— START OF Record set —
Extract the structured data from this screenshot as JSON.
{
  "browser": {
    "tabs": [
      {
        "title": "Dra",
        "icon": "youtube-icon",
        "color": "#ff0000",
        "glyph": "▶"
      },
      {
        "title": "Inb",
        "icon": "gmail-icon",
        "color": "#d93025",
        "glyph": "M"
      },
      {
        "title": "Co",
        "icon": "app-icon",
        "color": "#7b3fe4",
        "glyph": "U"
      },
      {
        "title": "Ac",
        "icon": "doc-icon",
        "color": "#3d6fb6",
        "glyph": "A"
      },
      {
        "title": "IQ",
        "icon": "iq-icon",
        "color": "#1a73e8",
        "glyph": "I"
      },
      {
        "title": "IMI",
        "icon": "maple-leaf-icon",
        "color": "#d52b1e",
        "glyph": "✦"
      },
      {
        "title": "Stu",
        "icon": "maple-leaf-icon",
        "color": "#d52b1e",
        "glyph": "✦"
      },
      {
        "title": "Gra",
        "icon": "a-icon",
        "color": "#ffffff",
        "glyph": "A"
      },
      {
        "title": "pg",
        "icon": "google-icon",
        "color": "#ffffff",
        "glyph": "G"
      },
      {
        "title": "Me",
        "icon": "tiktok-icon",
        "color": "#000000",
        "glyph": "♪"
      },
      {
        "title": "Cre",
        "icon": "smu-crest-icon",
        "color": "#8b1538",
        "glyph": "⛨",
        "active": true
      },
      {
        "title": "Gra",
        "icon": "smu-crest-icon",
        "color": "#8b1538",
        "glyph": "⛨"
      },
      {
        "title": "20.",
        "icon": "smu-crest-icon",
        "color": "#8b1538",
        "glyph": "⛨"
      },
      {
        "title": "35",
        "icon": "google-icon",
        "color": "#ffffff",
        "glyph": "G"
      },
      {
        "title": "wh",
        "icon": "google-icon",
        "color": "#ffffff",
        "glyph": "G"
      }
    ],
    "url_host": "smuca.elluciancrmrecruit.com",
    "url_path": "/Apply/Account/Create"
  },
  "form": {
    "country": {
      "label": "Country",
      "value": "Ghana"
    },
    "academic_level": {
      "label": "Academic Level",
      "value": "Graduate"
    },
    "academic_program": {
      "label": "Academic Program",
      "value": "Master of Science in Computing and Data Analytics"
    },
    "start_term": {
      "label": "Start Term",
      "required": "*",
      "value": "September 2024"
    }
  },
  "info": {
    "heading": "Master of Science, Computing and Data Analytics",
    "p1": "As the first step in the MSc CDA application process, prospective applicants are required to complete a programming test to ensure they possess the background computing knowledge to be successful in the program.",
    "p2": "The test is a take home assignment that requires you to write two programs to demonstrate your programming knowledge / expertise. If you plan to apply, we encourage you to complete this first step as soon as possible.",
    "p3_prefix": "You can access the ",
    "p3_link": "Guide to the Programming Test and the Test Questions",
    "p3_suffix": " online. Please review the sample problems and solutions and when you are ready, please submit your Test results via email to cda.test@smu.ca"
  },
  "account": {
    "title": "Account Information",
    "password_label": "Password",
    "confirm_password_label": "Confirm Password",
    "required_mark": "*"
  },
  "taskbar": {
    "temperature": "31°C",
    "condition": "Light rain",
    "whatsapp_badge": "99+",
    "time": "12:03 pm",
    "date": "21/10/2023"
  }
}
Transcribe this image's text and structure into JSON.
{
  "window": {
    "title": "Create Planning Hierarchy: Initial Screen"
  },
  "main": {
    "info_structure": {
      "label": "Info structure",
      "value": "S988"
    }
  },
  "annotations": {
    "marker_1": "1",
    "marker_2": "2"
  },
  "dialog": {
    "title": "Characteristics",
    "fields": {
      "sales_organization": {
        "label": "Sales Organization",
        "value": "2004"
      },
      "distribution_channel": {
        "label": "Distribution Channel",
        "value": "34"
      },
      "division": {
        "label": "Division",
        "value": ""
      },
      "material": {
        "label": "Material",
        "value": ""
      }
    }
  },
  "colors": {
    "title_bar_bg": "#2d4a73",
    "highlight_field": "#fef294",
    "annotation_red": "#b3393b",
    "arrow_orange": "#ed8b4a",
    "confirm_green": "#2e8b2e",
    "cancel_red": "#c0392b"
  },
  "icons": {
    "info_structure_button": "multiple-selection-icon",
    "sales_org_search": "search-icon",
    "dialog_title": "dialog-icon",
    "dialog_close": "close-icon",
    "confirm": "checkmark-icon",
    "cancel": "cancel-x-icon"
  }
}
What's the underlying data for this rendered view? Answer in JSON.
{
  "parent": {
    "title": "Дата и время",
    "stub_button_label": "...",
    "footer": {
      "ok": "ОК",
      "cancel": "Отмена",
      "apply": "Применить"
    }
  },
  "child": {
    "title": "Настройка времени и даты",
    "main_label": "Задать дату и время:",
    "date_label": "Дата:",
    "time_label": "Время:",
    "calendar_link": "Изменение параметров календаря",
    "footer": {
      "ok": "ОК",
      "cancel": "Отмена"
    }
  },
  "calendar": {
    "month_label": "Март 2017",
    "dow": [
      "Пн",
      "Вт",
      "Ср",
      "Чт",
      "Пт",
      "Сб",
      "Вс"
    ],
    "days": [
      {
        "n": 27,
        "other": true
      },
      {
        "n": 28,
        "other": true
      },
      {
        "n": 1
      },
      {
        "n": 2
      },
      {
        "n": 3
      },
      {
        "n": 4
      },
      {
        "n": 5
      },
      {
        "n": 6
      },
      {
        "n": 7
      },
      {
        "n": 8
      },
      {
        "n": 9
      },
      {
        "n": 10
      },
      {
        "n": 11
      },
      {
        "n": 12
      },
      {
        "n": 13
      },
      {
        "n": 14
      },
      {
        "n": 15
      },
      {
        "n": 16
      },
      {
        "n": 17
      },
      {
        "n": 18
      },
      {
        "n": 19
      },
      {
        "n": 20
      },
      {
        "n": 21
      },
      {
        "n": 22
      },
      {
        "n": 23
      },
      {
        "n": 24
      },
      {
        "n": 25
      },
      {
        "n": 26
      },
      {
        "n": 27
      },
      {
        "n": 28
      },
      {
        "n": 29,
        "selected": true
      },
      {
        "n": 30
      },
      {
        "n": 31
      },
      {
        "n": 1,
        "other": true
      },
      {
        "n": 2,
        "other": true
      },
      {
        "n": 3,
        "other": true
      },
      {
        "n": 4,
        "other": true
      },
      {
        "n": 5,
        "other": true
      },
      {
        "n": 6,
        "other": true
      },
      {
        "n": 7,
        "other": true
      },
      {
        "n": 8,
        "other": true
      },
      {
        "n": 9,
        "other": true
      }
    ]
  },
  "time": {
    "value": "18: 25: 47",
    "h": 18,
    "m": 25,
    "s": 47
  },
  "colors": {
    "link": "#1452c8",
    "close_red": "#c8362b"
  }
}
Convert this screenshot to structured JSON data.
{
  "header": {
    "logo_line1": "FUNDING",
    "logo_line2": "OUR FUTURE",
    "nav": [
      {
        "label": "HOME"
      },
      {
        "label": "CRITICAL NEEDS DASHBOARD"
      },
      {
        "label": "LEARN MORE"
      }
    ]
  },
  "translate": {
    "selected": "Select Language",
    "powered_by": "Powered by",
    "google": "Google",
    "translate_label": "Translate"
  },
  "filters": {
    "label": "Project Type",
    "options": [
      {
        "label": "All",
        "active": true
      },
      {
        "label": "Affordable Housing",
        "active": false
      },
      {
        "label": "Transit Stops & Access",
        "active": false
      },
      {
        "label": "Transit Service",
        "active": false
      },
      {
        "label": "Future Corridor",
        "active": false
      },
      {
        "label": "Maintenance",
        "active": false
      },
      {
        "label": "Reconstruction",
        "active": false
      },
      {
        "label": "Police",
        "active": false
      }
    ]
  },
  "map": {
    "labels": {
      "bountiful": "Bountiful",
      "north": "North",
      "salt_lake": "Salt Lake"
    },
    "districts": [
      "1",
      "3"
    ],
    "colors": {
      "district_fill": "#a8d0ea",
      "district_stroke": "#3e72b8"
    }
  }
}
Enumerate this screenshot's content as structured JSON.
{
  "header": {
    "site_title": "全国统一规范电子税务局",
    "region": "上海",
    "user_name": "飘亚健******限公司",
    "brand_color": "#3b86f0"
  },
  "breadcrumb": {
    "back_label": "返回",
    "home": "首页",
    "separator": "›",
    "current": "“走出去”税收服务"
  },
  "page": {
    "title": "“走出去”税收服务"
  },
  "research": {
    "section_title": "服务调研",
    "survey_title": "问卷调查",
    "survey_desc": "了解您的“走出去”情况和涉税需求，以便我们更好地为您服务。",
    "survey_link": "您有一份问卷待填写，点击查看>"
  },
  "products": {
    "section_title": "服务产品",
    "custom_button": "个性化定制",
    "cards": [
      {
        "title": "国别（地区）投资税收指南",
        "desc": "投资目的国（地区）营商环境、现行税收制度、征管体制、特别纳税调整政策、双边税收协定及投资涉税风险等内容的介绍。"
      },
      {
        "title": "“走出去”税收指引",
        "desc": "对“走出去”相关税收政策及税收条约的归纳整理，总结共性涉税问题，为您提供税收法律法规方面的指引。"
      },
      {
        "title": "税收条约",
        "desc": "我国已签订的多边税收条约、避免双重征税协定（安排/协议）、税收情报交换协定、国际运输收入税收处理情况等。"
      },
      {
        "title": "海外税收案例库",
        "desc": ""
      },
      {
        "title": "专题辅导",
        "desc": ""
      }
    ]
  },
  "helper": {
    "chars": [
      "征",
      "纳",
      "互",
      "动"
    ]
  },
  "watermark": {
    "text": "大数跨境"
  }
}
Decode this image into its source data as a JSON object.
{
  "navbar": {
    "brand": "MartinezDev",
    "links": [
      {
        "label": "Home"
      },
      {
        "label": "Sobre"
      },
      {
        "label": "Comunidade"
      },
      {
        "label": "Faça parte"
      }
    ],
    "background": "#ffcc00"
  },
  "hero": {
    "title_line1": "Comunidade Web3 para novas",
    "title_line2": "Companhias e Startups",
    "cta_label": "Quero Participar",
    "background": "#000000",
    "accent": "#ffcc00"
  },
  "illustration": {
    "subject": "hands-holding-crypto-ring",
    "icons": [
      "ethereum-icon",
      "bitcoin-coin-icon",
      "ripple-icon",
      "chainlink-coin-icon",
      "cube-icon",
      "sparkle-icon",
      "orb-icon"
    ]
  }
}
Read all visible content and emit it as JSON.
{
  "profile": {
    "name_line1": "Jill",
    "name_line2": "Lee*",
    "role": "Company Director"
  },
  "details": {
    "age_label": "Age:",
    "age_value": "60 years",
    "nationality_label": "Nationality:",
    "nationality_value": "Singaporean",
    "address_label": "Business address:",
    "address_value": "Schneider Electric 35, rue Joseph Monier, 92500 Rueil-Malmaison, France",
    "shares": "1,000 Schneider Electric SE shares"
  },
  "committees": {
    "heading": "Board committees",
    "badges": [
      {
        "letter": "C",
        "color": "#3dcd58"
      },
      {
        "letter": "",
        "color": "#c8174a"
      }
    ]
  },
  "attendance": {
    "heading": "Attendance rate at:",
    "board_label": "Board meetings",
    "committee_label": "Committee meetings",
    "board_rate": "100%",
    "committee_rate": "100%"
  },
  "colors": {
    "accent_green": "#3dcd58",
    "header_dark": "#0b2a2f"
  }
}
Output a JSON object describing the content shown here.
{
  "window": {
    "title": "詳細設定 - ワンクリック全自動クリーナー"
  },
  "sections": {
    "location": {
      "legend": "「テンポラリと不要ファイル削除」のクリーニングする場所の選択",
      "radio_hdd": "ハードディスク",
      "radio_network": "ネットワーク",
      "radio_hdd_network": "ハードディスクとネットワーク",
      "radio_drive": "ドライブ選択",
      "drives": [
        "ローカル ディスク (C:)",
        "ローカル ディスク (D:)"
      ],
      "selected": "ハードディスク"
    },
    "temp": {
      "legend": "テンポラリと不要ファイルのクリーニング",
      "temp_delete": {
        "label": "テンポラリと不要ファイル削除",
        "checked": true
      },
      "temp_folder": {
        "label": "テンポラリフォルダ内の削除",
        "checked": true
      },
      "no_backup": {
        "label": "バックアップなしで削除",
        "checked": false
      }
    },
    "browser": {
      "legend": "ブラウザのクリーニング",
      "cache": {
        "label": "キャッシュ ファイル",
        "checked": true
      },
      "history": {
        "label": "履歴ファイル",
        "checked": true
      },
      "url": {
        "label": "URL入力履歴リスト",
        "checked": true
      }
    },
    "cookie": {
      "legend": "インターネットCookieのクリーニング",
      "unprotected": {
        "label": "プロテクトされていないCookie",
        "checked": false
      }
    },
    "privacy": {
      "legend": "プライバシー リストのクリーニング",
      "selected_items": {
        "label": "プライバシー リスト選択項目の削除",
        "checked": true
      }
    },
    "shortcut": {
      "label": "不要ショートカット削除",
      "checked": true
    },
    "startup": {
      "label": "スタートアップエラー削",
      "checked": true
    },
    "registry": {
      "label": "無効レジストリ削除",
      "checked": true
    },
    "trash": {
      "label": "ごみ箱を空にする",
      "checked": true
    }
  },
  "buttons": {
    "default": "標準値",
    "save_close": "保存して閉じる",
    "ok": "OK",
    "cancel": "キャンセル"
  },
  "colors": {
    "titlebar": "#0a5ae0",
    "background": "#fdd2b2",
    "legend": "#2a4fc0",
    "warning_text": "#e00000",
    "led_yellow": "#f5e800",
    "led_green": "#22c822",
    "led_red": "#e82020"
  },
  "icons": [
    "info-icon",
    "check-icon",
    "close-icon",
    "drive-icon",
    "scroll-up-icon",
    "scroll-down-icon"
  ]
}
— END OF Record set —
- Given request
What is the number of lines above that contain the string "your"? Answer with the number alone.

- Written solution
2